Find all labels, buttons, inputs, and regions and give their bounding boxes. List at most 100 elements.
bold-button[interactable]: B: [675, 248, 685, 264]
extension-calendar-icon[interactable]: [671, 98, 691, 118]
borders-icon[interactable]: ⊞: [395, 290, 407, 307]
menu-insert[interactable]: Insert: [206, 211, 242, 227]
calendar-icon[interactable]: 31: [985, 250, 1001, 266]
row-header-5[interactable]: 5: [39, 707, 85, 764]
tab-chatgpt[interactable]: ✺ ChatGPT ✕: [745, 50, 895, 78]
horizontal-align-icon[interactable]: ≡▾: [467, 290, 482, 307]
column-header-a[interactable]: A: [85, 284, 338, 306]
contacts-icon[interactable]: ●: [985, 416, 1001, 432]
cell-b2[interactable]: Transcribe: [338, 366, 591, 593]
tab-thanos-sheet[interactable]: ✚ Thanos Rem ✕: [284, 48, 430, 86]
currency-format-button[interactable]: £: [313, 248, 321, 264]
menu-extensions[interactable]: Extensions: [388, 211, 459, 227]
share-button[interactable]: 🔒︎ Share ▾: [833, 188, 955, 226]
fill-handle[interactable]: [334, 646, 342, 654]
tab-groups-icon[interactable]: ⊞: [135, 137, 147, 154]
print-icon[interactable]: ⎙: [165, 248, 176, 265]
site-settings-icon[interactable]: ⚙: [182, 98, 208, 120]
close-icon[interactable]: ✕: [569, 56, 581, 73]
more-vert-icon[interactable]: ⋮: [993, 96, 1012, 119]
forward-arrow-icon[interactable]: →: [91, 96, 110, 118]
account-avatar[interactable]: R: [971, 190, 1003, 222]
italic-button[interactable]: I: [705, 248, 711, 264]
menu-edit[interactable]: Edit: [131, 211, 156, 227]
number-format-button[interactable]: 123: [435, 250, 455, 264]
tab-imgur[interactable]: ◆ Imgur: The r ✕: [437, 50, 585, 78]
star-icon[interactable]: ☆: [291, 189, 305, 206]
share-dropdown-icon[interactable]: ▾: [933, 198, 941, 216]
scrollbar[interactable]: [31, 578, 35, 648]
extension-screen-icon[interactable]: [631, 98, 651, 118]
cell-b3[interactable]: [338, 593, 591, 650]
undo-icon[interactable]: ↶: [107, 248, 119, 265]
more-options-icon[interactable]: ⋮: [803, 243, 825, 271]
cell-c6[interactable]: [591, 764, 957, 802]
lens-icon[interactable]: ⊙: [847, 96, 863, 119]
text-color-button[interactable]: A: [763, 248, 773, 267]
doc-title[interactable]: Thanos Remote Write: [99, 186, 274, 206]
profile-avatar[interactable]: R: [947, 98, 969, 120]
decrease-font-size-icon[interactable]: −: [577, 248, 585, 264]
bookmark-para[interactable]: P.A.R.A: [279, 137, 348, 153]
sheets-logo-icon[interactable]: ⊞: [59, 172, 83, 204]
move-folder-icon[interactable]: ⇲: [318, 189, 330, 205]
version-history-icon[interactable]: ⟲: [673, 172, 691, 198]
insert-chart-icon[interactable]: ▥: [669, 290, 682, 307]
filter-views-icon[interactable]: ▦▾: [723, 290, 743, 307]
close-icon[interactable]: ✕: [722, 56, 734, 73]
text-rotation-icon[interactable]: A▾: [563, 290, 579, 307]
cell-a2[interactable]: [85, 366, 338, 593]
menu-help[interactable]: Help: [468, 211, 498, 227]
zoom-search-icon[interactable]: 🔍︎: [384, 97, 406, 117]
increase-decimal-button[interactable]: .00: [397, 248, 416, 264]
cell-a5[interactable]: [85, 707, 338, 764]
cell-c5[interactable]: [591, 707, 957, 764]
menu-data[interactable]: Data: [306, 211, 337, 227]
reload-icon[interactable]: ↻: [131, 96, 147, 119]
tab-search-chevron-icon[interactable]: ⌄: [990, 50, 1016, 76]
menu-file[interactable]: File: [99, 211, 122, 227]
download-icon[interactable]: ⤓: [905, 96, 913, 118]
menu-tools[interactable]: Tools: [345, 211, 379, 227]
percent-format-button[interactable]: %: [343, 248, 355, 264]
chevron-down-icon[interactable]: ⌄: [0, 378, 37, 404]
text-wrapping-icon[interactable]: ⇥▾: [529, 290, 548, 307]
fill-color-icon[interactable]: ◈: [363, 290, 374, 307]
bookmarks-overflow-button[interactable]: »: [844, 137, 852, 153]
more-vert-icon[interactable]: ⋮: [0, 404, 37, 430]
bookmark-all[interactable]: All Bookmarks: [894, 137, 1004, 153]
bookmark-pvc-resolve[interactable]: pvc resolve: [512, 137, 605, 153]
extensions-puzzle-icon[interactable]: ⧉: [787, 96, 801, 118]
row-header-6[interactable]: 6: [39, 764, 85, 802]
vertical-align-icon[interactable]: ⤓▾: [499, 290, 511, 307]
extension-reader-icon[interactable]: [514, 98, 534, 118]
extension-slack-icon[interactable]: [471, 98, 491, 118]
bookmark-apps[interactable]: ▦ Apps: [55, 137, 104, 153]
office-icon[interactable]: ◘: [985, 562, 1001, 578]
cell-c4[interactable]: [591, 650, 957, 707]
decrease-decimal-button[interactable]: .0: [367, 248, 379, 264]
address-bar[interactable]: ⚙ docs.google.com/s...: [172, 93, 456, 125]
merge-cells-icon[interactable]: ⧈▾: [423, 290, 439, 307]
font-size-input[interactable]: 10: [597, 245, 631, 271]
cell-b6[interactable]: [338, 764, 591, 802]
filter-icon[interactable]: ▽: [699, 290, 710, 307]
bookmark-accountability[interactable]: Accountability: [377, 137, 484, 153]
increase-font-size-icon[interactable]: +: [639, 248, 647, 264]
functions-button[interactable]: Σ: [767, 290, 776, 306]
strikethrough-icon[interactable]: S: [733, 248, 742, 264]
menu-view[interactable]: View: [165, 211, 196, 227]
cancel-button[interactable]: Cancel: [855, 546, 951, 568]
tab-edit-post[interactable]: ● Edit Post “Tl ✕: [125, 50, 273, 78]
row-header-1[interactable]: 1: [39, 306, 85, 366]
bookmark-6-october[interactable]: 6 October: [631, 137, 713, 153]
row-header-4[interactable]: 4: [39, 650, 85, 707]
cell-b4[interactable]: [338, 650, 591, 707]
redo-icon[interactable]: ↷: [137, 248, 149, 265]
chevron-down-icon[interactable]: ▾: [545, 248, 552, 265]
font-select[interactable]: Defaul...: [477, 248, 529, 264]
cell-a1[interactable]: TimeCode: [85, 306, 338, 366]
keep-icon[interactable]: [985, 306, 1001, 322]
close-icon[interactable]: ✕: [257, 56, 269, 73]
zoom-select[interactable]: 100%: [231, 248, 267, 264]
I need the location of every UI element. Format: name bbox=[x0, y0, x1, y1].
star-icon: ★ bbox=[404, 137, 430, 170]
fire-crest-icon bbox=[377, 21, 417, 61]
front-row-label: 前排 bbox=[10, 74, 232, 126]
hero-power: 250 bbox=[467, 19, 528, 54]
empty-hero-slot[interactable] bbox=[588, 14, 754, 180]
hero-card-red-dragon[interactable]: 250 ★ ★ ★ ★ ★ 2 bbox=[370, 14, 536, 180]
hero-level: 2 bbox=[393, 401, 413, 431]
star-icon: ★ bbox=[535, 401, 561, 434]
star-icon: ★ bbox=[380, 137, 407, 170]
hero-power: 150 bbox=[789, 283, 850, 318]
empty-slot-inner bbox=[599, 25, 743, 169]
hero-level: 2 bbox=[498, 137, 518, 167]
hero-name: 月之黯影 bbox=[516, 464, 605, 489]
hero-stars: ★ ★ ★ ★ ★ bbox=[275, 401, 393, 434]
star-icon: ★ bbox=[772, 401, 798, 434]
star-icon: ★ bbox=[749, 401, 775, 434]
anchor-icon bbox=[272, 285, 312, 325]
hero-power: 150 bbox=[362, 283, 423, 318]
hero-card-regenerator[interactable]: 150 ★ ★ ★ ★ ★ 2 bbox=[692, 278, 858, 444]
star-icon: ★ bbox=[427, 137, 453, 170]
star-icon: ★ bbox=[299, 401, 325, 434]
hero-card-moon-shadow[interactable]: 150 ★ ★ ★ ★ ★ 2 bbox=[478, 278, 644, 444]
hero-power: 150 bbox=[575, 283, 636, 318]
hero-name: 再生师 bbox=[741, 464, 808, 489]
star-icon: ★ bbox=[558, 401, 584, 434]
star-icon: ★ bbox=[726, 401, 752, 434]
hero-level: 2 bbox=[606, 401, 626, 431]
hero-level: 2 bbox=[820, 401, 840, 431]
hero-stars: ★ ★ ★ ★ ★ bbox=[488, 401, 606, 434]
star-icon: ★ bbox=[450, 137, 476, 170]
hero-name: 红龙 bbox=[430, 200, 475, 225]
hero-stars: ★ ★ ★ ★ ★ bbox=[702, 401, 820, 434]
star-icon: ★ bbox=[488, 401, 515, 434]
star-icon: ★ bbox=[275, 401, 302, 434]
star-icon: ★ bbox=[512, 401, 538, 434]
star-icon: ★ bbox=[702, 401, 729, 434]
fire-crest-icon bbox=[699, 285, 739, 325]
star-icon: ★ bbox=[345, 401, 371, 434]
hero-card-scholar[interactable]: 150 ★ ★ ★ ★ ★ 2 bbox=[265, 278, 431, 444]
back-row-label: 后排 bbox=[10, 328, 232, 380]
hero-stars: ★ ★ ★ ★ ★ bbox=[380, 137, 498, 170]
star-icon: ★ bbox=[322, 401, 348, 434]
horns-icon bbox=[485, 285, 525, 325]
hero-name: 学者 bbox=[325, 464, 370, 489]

##############################

_Aufgabenstellung_. Bearbeiten Sie den Abschnitt vom Anfang der Datensätze bis einschließlich der Zeile mit "column-header-a[interactable]: A: [85, 284, 338, 306]", indem Sie "row-header-5" durch "row-header-6" ersetzen. Geben Sie nur diese Zeilen wieder und lassen Sie alles Übrige unverändert.

_Ergebnis der Übung_.
Find all labels, buttons, inputs, and regions and give their bounding boxes. List at most 100 elements.
bold-button[interactable]: B: [675, 248, 685, 264]
extension-calendar-icon[interactable]: [671, 98, 691, 118]
borders-icon[interactable]: ⊞: [395, 290, 407, 307]
menu-insert[interactable]: Insert: [206, 211, 242, 227]
calendar-icon[interactable]: 31: [985, 250, 1001, 266]
row-header-6[interactable]: 5: [39, 707, 85, 764]
tab-chatgpt[interactable]: ✺ ChatGPT ✕: [745, 50, 895, 78]
horizontal-align-icon[interactable]: ≡▾: [467, 290, 482, 307]
column-header-a[interactable]: A: [85, 284, 338, 306]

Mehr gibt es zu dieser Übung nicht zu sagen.